Task to carry out:
Going through the data below, tally every line where the string "Cell" occurs, then give only the tally.

Data excerpts START

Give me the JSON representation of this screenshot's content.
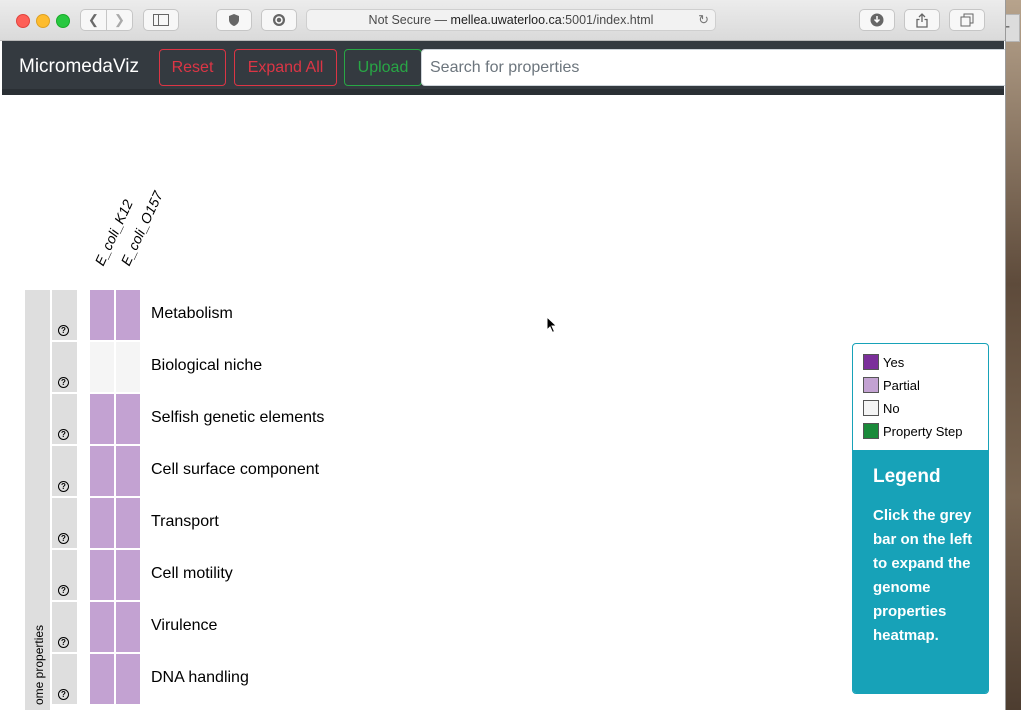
{
  "browser": {
    "address_prefix": "Not Secure — ",
    "address_domain": "mellea.uwaterloo.ca",
    "address_path": ":5001/index.html"
  },
  "navbar": {
    "brand": "MicromedaViz",
    "reset_label": "Reset",
    "expand_label": "Expand All",
    "upload_label": "Upload",
    "search_placeholder": "Search for properties"
  },
  "heatmap": {
    "columns": [
      "E_coli_K12",
      "E_coli_O157"
    ],
    "root_label": "ome properties",
    "help_glyph": "?",
    "rows": [
      {
        "label": "Metabolism",
        "values": [
          "Partial",
          "Partial"
        ]
      },
      {
        "label": "Biological niche",
        "values": [
          "No",
          "No"
        ]
      },
      {
        "label": "Selfish genetic elements",
        "values": [
          "Partial",
          "Partial"
        ]
      },
      {
        "label": "Cell surface component",
        "values": [
          "Partial",
          "Partial"
        ]
      },
      {
        "label": "Transport",
        "values": [
          "Partial",
          "Partial"
        ]
      },
      {
        "label": "Cell motility",
        "values": [
          "Partial",
          "Partial"
        ]
      },
      {
        "label": "Virulence",
        "values": [
          "Partial",
          "Partial"
        ]
      },
      {
        "label": "DNA handling",
        "values": [
          "Partial",
          "Partial"
        ]
      }
    ]
  },
  "colors": {
    "Yes": "#7b2f9a",
    "Partial": "#c3a2d2",
    "No": "#f5f5f5",
    "Property Step": "#1a8a3a"
  },
  "legend": {
    "items": [
      {
        "label": "Yes",
        "color": "#7b2f9a"
      },
      {
        "label": "Partial",
        "color": "#c3a2d2"
      },
      {
        "label": "No",
        "color": "#f5f5f5"
      },
      {
        "label": "Property Step",
        "color": "#1a8a3a"
      }
    ],
    "title": "Legend",
    "text": "Click the grey bar on the left to expand the genome properties heatmap."
  }
}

Data excerpts END

Result of the exercise:
2